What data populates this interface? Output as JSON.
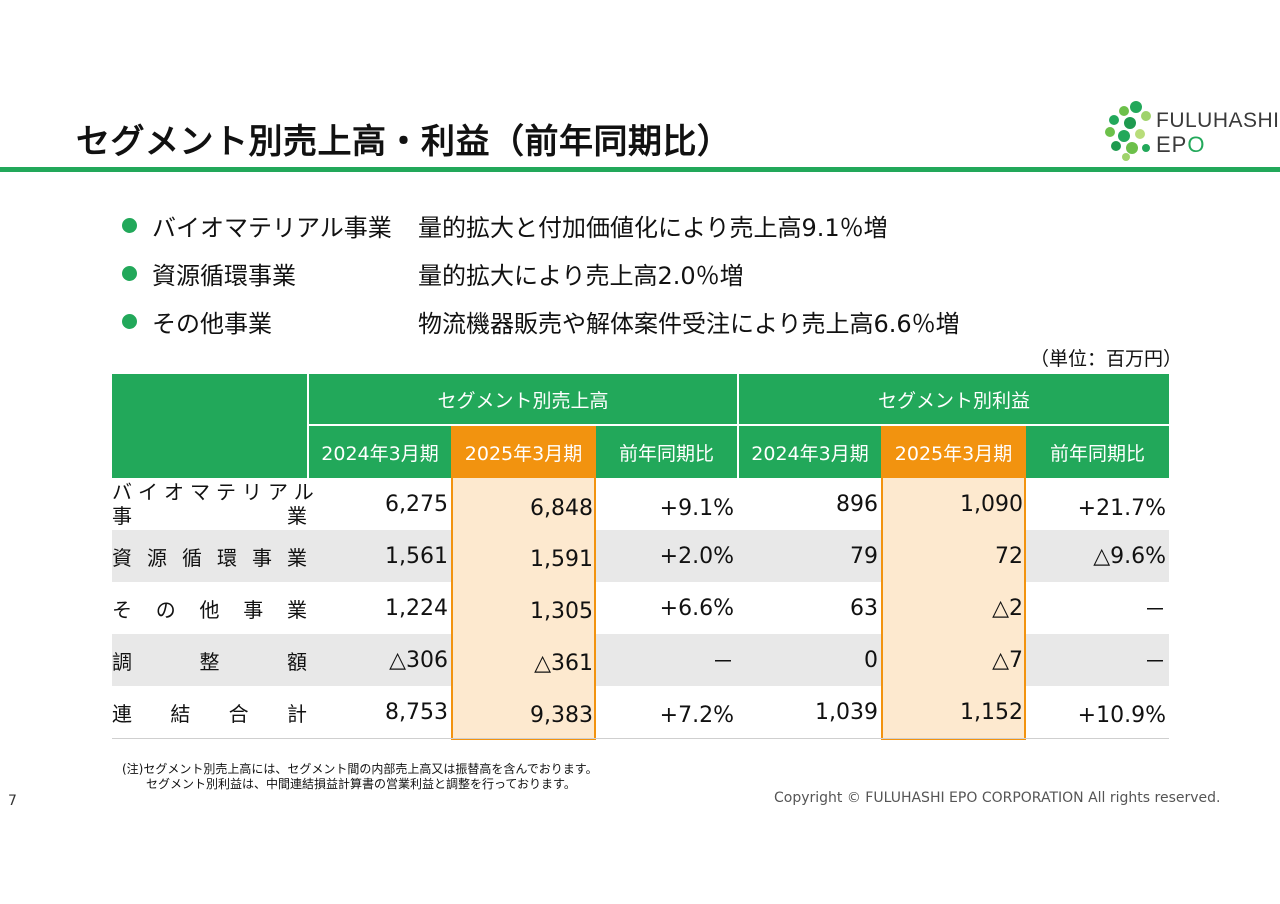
{
  "title": "セグメント別売上高・利益（前年同期比）",
  "logo": {
    "line1": "FULUHASHI",
    "line2_a": "EP",
    "line2_b": "O"
  },
  "bullets": [
    {
      "label": "バイオマテリアル事業",
      "desc": "量的拡大と付加価値化により売上高9.1％増"
    },
    {
      "label": "資源循環事業",
      "desc": "量的拡大により売上高2.0％増"
    },
    {
      "label": "その他事業",
      "desc": "物流機器販売や解体案件受注により売上高6.6％増"
    }
  ],
  "unit": "（単位：百万円）",
  "table": {
    "group_sales": "セグメント別売上高",
    "group_profit": "セグメント別利益",
    "sub_headers": [
      "2024年3月期",
      "2025年3月期",
      "前年同期比",
      "2024年3月期",
      "2025年3月期",
      "前年同期比"
    ],
    "rows": [
      {
        "label_a": "バイオマテリアル",
        "label_b": [
          "事",
          "業"
        ],
        "values": [
          "6,275",
          "6,848",
          "+9.1%",
          "896",
          "1,090",
          "+21.7%"
        ]
      },
      {
        "label_chars": [
          "資",
          "源",
          "循",
          "環",
          "事",
          "業"
        ],
        "values": [
          "1,561",
          "1,591",
          "+2.0%",
          "79",
          "72",
          "△9.6%"
        ]
      },
      {
        "label_chars": [
          "そ",
          "の",
          "他",
          "事",
          "業"
        ],
        "values": [
          "1,224",
          "1,305",
          "+6.6%",
          "63",
          "△2",
          "－"
        ]
      },
      {
        "label_chars": [
          "調",
          "整",
          "額"
        ],
        "values": [
          "△306",
          "△361",
          "－",
          "0",
          "△7",
          "－"
        ]
      },
      {
        "label_chars": [
          "連",
          "結",
          "合",
          "計"
        ],
        "values": [
          "8,753",
          "9,383",
          "+7.2%",
          "1,039",
          "1,152",
          "+10.9%"
        ]
      }
    ]
  },
  "notes": [
    "(注)セグメント別売上高には、セグメント間の内部売上高又は振替高を含んでおります。",
    "セグメント別利益は、中間連結損益計算書の営業利益と調整を行っております。"
  ],
  "page_number": "7",
  "copyright": "Copyright © FULUHASHI EPO CORPORATION All rights reserved.",
  "colors": {
    "green": "#22a85a",
    "orange": "#f2930f",
    "highlight": "#fde9cf",
    "row_grey": "#e8e8e8"
  }
}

-----

GIVEN REQUEST:
Drop the pictures and reproduce the rest of the entries above exactly.

OUTPUT FOR THIS TASK:
What data populates this interface? Output as JSON.
{
  "title": "セグメント別売上高・利益（前年同期比）",
  "logo": {
    "line1": "FULUHASHI",
    "line2_a": "EP",
    "line2_b": "O"
  },
  "bullets": [
    {
      "label": "バイオマテリアル事業",
      "desc": "量的拡大と付加価値化により売上高9.1％増"
    },
    {
      "label": "資源循環事業",
      "desc": "量的拡大により売上高2.0％増"
    },
    {
      "label": "その他事業",
      "desc": "物流機器販売や解体案件受注により売上高6.6％増"
    }
  ],
  "unit": "（単位：百万円）",
  "table": {
    "group_sales": "セグメント別売上高",
    "group_profit": "セグメント別利益",
    "sub_headers": [
      "2024年3月期",
      "2025年3月期",
      "前年同期比",
      "2024年3月期",
      "2025年3月期",
      "前年同期比"
    ],
    "rows": [
      {
        "label_a": "バイオマテリアル",
        "label_b": [
          "事",
          "業"
        ],
        "values": [
          "6,275",
          "6,848",
          "+9.1%",
          "896",
          "1,090",
          "+21.7%"
        ]
      },
      {
        "label_chars": [
          "資",
          "源",
          "循",
          "環",
          "事",
          "業"
        ],
        "values": [
          "1,561",
          "1,591",
          "+2.0%",
          "79",
          "72",
          "△9.6%"
        ]
      },
      {
        "label_chars": [
          "そ",
          "の",
          "他",
          "事",
          "業"
        ],
        "values": [
          "1,224",
          "1,305",
          "+6.6%",
          "63",
          "△2",
          "－"
        ]
      },
      {
        "label_chars": [
          "調",
          "整",
          "額"
        ],
        "values": [
          "△306",
          "△361",
          "－",
          "0",
          "△7",
          "－"
        ]
      },
      {
        "label_chars": [
          "連",
          "結",
          "合",
          "計"
        ],
        "values": [
          "8,753",
          "9,383",
          "+7.2%",
          "1,039",
          "1,152",
          "+10.9%"
        ]
      }
    ]
  },
  "notes": [
    "(注)セグメント別売上高には、セグメント間の内部売上高又は振替高を含んでおります。",
    "セグメント別利益は、中間連結損益計算書の営業利益と調整を行っております。"
  ],
  "page_number": "7",
  "copyright": "Copyright © FULUHASHI EPO CORPORATION All rights reserved.",
  "colors": {
    "green": "#22a85a",
    "orange": "#f2930f",
    "highlight": "#fde9cf",
    "row_grey": "#e8e8e8"
  }
}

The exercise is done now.